* _WHAT NEEDS TO BE DONE_: Set down, in full, every record in the block.

* _DATASET EXTRACT_:
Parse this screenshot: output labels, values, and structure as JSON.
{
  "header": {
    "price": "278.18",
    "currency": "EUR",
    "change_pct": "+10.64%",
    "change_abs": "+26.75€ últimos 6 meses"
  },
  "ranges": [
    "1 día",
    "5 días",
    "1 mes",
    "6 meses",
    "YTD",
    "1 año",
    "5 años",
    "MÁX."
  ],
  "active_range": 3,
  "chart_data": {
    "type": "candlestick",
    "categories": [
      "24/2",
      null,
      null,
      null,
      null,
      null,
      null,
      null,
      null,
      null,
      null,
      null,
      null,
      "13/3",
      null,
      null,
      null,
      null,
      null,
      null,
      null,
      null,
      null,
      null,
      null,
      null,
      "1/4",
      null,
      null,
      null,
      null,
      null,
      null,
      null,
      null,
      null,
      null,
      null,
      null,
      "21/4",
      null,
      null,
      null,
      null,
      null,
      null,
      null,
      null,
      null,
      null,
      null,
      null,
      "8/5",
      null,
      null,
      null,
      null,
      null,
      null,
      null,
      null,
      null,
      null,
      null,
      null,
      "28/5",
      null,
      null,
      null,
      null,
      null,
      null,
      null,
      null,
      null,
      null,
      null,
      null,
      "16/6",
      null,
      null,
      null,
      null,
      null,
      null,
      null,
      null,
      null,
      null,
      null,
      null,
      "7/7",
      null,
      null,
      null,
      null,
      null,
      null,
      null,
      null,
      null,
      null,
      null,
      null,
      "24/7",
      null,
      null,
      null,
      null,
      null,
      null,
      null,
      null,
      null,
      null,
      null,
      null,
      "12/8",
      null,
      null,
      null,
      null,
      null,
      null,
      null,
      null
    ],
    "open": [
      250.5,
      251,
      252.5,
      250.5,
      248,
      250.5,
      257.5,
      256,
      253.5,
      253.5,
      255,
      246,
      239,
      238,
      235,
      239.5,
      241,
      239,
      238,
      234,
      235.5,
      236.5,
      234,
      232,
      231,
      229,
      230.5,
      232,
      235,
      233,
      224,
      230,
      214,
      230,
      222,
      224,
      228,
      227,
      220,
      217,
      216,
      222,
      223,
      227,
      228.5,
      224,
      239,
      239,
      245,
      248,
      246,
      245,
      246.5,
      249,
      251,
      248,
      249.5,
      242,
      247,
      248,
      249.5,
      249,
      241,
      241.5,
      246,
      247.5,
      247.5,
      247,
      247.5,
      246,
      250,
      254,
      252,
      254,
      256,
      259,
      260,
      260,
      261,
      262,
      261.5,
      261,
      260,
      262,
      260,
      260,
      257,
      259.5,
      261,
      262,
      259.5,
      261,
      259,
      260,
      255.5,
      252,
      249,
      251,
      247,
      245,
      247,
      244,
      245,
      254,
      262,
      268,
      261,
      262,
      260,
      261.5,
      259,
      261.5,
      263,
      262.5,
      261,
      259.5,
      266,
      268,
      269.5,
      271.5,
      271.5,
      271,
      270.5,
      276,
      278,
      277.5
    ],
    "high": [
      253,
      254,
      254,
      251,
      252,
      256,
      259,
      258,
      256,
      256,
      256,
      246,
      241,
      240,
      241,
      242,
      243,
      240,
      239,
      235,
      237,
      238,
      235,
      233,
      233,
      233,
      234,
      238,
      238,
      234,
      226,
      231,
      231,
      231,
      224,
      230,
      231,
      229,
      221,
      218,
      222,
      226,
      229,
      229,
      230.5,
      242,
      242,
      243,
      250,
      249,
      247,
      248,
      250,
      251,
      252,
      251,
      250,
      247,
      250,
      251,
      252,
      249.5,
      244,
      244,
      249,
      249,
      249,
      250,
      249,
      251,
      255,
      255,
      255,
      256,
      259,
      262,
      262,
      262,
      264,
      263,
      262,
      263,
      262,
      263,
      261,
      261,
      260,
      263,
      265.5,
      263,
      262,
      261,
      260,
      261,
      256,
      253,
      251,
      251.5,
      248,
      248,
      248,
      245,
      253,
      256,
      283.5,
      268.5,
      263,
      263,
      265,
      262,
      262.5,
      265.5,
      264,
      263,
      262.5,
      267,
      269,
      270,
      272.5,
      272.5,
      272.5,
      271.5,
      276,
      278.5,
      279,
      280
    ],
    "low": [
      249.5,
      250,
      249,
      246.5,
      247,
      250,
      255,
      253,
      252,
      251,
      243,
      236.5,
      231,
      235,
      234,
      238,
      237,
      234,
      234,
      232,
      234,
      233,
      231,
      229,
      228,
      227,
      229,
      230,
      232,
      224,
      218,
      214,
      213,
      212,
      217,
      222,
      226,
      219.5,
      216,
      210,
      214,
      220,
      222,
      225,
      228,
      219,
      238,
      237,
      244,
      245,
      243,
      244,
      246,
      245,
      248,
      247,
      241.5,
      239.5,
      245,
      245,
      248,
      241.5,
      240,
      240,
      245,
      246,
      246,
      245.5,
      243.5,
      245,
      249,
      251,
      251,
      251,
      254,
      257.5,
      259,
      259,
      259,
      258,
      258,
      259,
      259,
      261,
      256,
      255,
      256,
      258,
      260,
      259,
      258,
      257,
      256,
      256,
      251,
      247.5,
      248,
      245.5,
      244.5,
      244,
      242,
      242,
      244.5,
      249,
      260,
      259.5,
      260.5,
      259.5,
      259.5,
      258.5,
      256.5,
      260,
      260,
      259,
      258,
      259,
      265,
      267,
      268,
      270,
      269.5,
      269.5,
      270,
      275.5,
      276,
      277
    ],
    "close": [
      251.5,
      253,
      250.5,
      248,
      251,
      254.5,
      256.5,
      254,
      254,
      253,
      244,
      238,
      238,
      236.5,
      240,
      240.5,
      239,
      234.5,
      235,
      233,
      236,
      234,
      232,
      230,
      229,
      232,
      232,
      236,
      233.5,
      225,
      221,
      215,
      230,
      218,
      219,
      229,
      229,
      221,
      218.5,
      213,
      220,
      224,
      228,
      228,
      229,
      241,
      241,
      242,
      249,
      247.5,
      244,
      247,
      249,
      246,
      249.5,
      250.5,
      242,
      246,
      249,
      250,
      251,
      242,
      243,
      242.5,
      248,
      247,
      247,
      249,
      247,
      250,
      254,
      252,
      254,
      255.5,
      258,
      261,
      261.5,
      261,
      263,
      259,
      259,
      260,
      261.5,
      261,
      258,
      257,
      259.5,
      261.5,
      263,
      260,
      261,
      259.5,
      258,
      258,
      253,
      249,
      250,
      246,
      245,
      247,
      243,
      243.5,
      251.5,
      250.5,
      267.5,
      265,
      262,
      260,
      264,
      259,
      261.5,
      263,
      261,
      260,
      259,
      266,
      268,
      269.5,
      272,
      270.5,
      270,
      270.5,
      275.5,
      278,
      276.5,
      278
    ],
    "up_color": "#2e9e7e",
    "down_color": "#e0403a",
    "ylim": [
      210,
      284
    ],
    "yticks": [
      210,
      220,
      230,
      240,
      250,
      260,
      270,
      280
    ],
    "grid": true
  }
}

* _PROBLEM SOLUTION_:
Parse this screenshot: output labels, values, and structure as JSON.
{
  "header": {
    "price": "278.18",
    "currency": "EUR",
    "change_pct": "+10.64%",
    "change_abs": "+26.75€ últimos 6 meses"
  },
  "ranges": [
    "1 día",
    "5 días",
    "1 mes",
    "6 meses",
    "YTD",
    "1 año",
    "5 años",
    "MÁX."
  ],
  "active_range": 3,
  "chart_data": {
    "type": "candlestick",
    "categories": [
      "24/2",
      null,
      null,
      null,
      null,
      null,
      null,
      null,
      null,
      null,
      null,
      null,
      null,
      "13/3",
      null,
      null,
      null,
      null,
      null,
      null,
      null,
      null,
      null,
      null,
      null,
      null,
      "1/4",
      null,
      null,
      null,
      null,
      null,
      null,
      null,
      null,
      null,
      null,
      null,
      null,
      "21/4",
      null,
      null,
      null,
      null,
      null,
      null,
      null,
      null,
      null,
      null,
      null,
      null,
      "8/5",
      null,
      null,
      null,
      null,
      null,
      null,
      null,
      null,
      null,
      null,
      null,
      null,
      "28/5",
      null,
      null,
      null,
      null,
      null,
      null,
      null,
      null,
      null,
      null,
      null,
      null,
      "16/6",
      null,
      null,
      null,
      null,
      null,
      null,
      null,
      null,
      null,
      null,
      null,
      null,
      "7/7",
      null,
      null,
      null,
      null,
      null,
      null,
      null,
      null,
      null,
      null,
      null,
      null,
      "24/7",
      null,
      null,
      null,
      null,
      null,
      null,
      null,
      null,
      null,
      null,
      null,
      null,
      "12/8",
      null,
      null,
      null,
      null,
      null,
      null,
      null,
      null
    ],
    "open": [
      250.5,
      251,
      252.5,
      250.5,
      248,
      250.5,
      257.5,
      256,
      253.5,
      253.5,
      255,
      246,
      239,
      238,
      235,
      239.5,
      241,
      239,
      238,
      234,
      235.5,
      236.5,
      234,
      232,
      231,
      229,
      230.5,
      232,
      235,
      233,
      224,
      230,
      214,
      230,
      222,
      224,
      228,
      227,
      220,
      217,
      216,
      222,
      223,
      227,
      228.5,
      224,
      239,
      239,
      245,
      248,
      246,
      245,
      246.5,
      249,
      251,
      248,
      249.5,
      242,
      247,
      248,
      249.5,
      249,
      241,
      241.5,
      246,
      247.5,
      247.5,
      247,
      247.5,
      246,
      250,
      254,
      252,
      254,
      256,
      259,
      260,
      260,
      261,
      262,
      261.5,
      261,
      260,
      262,
      260,
      260,
      257,
      259.5,
      261,
      262,
      259.5,
      261,
      259,
      260,
      255.5,
      252,
      249,
      251,
      247,
      245,
      247,
      244,
      245,
      254,
      262,
      268,
      261,
      262,
      260,
      261.5,
      259,
      261.5,
      263,
      262.5,
      261,
      259.5,
      266,
      268,
      269.5,
      271.5,
      271.5,
      271,
      270.5,
      276,
      278,
      277.5
    ],
    "high": [
      253,
      254,
      254,
      251,
      252,
      256,
      259,
      258,
      256,
      256,
      256,
      246,
      241,
      240,
      241,
      242,
      243,
      240,
      239,
      235,
      237,
      238,
      235,
      233,
      233,
      233,
      234,
      238,
      238,
      234,
      226,
      231,
      231,
      231,
      224,
      230,
      231,
      229,
      221,
      218,
      222,
      226,
      229,
      229,
      230.5,
      242,
      242,
      243,
      250,
      249,
      247,
      248,
      250,
      251,
      252,
      251,
      250,
      247,
      250,
      251,
      252,
      249.5,
      244,
      244,
      249,
      249,
      249,
      250,
      249,
      251,
      255,
      255,
      255,
      256,
      259,
      262,
      262,
      262,
      264,
      263,
      262,
      263,
      262,
      263,
      261,
      261,
      260,
      263,
      265.5,
      263,
      262,
      261,
      260,
      261,
      256,
      253,
      251,
      251.5,
      248,
      248,
      248,
      245,
      253,
      256,
      283.5,
      268.5,
      263,
      263,
      265,
      262,
      262.5,
      265.5,
      264,
      263,
      262.5,
      267,
      269,
      270,
      272.5,
      272.5,
      272.5,
      271.5,
      276,
      278.5,
      279,
      280
    ],
    "low": [
      249.5,
      250,
      249,
      246.5,
      247,
      250,
      255,
      253,
      252,
      251,
      243,
      236.5,
      231,
      235,
      234,
      238,
      237,
      234,
      234,
      232,
      234,
      233,
      231,
      229,
      228,
      227,
      229,
      230,
      232,
      224,
      218,
      214,
      213,
      212,
      217,
      222,
      226,
      219.5,
      216,
      210,
      214,
      220,
      222,
      225,
      228,
      219,
      238,
      237,
      244,
      245,
      243,
      244,
      246,
      245,
      248,
      247,
      241.5,
      239.5,
      245,
      245,
      248,
      241.5,
      240,
      240,
      245,
      246,
      246,
      245.5,
      243.5,
      245,
      249,
      251,
      251,
      251,
      254,
      257.5,
      259,
      259,
      259,
      258,
      258,
      259,
      259,
      261,
      256,
      255,
      256,
      258,
      260,
      259,
      258,
      257,
      256,
      256,
      251,
      247.5,
      248,
      245.5,
      244.5,
      244,
      242,
      242,
      244.5,
      249,
      260,
      259.5,
      260.5,
      259.5,
      259.5,
      258.5,
      256.5,
      260,
      260,
      259,
      258,
      259,
      265,
      267,
      268,
      270,
      269.5,
      269.5,
      270,
      275.5,
      276,
      277
    ],
    "close": [
      251.5,
      253,
      250.5,
      248,
      251,
      254.5,
      256.5,
      254,
      254,
      253,
      244,
      238,
      238,
      236.5,
      240,
      240.5,
      239,
      234.5,
      235,
      233,
      236,
      234,
      232,
      230,
      229,
      232,
      232,
      236,
      233.5,
      225,
      221,
      215,
      230,
      218,
      219,
      229,
      229,
      221,
      218.5,
      213,
      220,
      224,
      228,
      228,
      229,
      241,
      241,
      242,
      249,
      247.5,
      244,
      247,
      249,
      246,
      249.5,
      250.5,
      242,
      246,
      249,
      250,
      251,
      242,
      243,
      242.5,
      248,
      247,
      247,
      249,
      247,
      250,
      254,
      252,
      254,
      255.5,
      258,
      261,
      261.5,
      261,
      263,
      259,
      259,
      260,
      261.5,
      261,
      258,
      257,
      259.5,
      261.5,
      263,
      260,
      261,
      259.5,
      258,
      258,
      253,
      249,
      250,
      246,
      245,
      247,
      243,
      243.5,
      251.5,
      250.5,
      267.5,
      265,
      262,
      260,
      264,
      259,
      261.5,
      263,
      261,
      260,
      259,
      266,
      268,
      269.5,
      272,
      270.5,
      270,
      270.5,
      275.5,
      278,
      276.5,
      278
    ],
    "up_color": "#2e9e7e",
    "down_color": "#e0403a",
    "ylim": [
      210,
      284
    ],
    "yticks": [
      210,
      220,
      230,
      240,
      250,
      260,
      270,
      280
    ],
    "grid": true
  }
}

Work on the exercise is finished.